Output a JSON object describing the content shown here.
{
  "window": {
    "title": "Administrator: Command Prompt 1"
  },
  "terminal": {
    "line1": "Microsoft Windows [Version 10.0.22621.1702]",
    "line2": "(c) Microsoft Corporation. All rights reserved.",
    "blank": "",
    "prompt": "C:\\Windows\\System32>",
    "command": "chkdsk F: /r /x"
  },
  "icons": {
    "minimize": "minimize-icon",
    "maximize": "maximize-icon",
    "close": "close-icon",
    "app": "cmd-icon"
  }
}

________________

(SHORT TASK): Print every entry exactly as it appears.

(TASK OUTPUT):
Output a JSON object describing the content shown here.
{
  "window": {
    "title": "Administrator: Command Prompt 1"
  },
  "terminal": {
    "line1": "Microsoft Windows [Version 10.0.22621.1702]",
    "line2": "(c) Microsoft Corporation. All rights reserved.",
    "blank": "",
    "prompt": "C:\\Windows\\System32>",
    "command": "chkdsk F: /r /x"
  },
  "icons": {
    "minimize": "minimize-icon",
    "maximize": "maximize-icon",
    "close": "close-icon",
    "app": "cmd-icon"
  }
}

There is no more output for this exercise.